## START

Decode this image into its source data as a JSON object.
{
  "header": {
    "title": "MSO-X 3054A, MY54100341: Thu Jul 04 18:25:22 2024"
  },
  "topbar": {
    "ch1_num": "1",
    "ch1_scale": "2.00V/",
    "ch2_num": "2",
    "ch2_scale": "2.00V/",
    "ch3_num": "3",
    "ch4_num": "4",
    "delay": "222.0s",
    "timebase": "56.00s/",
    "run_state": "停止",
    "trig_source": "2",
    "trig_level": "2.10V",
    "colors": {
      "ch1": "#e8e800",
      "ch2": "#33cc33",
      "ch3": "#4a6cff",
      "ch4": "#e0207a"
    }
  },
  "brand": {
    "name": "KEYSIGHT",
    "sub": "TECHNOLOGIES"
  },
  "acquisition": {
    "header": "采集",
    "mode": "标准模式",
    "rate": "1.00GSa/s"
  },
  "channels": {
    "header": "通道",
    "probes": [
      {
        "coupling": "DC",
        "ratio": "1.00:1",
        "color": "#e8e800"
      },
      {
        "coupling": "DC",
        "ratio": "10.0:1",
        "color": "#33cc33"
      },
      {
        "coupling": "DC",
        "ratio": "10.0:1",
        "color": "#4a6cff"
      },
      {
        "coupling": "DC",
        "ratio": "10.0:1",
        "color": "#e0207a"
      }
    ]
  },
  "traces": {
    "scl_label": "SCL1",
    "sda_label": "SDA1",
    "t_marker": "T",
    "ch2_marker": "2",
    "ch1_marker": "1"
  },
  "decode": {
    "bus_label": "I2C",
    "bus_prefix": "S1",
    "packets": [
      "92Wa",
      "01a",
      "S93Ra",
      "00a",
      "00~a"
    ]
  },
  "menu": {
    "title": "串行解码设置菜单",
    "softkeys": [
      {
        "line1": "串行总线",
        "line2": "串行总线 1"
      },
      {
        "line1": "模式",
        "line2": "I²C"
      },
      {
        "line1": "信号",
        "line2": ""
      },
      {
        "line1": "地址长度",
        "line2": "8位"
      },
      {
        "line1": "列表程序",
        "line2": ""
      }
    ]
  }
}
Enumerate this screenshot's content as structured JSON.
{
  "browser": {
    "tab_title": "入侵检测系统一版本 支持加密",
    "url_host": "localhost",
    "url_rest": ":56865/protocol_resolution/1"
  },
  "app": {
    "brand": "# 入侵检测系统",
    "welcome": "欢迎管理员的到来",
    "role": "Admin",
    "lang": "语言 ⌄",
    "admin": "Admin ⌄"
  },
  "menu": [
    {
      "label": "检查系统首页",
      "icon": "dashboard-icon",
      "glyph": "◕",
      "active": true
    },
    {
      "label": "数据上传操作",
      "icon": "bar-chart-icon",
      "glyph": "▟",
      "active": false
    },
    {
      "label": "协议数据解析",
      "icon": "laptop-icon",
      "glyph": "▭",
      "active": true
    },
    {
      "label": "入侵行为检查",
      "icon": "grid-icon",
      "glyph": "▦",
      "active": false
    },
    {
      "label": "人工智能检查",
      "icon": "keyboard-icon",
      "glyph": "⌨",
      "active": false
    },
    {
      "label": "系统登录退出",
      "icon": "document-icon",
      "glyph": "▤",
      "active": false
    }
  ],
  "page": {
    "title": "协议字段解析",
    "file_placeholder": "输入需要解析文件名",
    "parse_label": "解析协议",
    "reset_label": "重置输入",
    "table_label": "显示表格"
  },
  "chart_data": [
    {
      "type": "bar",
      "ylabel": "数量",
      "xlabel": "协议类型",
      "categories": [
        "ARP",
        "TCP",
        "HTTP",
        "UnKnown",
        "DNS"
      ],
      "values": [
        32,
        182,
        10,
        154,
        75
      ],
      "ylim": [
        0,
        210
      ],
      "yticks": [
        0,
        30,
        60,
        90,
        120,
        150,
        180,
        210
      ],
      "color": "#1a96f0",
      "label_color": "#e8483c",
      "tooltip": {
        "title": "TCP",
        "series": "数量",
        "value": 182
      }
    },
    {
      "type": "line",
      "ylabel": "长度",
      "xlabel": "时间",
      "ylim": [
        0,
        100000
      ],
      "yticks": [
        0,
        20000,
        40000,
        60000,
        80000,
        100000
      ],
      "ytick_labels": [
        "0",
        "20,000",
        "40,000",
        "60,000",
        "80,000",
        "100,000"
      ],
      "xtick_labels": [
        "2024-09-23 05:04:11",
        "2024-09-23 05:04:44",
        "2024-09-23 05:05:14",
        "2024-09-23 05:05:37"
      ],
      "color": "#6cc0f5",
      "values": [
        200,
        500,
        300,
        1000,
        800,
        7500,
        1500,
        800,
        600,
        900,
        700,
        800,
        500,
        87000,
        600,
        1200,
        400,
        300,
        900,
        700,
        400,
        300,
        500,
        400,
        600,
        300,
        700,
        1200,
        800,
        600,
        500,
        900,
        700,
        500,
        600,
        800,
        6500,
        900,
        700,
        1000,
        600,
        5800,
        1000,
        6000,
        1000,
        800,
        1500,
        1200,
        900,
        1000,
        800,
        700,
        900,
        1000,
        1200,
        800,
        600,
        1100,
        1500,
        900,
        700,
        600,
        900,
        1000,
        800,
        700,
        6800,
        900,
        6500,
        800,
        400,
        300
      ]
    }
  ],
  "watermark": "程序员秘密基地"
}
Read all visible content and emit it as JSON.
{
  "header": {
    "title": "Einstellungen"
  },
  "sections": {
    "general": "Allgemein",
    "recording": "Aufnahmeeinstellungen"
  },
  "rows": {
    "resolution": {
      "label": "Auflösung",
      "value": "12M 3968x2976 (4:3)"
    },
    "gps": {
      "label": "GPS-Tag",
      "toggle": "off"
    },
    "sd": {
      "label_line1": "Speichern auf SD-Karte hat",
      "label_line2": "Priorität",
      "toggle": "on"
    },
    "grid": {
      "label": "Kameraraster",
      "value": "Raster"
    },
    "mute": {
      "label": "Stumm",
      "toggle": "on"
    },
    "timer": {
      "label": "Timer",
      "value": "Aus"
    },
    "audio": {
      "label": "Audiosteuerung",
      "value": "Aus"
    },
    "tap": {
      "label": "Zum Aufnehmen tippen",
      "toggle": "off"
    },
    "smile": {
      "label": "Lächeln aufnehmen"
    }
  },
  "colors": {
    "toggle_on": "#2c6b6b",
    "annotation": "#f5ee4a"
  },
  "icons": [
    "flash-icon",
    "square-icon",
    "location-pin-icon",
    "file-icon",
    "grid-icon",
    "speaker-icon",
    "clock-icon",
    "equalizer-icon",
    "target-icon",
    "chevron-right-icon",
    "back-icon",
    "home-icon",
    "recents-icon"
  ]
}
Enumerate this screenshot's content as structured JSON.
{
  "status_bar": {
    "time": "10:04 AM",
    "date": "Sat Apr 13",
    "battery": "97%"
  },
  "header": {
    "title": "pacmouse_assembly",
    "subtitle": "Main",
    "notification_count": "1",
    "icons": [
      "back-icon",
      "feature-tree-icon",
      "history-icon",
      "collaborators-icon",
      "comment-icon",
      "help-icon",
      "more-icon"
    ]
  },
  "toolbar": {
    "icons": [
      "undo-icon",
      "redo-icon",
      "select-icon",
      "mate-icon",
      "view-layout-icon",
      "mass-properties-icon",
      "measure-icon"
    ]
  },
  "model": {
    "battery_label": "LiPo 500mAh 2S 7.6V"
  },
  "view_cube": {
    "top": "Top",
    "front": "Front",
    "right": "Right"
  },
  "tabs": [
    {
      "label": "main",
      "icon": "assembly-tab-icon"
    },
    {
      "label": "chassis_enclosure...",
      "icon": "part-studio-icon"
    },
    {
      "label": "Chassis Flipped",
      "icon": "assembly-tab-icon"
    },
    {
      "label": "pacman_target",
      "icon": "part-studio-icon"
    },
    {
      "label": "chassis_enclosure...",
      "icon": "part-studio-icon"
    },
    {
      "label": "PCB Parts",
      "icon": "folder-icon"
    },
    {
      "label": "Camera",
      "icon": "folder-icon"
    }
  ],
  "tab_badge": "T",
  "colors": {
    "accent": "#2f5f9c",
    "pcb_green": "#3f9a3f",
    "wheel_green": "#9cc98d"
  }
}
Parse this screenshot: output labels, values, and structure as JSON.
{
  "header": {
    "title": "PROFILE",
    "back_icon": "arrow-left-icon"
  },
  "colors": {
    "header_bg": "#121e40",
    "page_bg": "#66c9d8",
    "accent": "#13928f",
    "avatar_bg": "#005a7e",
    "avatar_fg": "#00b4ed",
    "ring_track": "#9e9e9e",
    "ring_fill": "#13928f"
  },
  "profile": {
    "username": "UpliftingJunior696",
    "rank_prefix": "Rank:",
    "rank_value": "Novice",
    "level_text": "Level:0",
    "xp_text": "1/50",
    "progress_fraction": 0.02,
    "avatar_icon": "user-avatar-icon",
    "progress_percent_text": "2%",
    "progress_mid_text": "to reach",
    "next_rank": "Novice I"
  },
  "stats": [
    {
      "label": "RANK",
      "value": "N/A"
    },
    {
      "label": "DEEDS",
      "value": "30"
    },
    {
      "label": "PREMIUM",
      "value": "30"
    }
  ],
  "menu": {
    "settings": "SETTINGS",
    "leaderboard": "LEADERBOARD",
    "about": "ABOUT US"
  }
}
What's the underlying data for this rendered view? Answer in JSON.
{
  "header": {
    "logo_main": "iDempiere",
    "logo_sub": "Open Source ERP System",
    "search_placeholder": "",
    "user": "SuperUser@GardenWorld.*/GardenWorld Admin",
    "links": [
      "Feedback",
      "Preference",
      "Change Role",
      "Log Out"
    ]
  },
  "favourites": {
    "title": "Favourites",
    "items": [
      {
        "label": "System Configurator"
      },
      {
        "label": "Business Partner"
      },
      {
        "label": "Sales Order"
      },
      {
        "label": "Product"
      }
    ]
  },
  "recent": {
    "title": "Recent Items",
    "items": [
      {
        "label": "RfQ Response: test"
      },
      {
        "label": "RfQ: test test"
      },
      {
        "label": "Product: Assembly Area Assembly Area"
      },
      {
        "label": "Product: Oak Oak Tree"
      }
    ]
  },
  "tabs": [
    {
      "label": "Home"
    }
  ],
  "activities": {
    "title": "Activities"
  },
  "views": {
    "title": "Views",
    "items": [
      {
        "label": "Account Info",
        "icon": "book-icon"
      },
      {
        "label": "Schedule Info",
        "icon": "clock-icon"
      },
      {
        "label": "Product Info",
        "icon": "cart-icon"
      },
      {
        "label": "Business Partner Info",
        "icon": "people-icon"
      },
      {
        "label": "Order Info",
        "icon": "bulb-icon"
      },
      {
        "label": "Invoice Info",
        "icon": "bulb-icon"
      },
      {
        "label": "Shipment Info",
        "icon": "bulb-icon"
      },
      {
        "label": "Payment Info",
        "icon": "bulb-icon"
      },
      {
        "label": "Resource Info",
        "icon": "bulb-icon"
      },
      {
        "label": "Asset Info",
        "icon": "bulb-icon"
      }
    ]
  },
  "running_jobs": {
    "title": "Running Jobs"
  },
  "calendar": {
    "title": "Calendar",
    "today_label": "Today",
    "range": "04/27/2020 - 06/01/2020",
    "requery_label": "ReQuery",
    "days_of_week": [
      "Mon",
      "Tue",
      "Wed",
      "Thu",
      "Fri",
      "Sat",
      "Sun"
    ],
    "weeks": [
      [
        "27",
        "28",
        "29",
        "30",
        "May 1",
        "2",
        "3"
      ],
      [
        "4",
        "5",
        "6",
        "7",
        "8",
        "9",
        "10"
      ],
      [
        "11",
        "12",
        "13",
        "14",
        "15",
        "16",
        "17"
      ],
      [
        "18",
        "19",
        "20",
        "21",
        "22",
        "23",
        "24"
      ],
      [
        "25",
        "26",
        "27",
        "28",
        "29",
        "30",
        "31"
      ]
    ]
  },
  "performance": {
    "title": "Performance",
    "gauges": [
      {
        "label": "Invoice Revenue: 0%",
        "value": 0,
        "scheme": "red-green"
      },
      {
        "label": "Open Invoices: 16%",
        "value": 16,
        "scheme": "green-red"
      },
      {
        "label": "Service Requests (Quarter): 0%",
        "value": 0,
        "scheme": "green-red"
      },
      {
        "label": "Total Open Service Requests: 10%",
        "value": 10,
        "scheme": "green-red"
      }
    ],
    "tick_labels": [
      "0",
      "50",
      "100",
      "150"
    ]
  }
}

## END

◆ WHAT YOU WILL DO
Take every line from the records above that has the word "Requests" and copy it.

◆ FINISHED EXERCISE
        "label": "Service Requests (Quarter): 0%",
        "label": "Total Open Service Requests: 10%",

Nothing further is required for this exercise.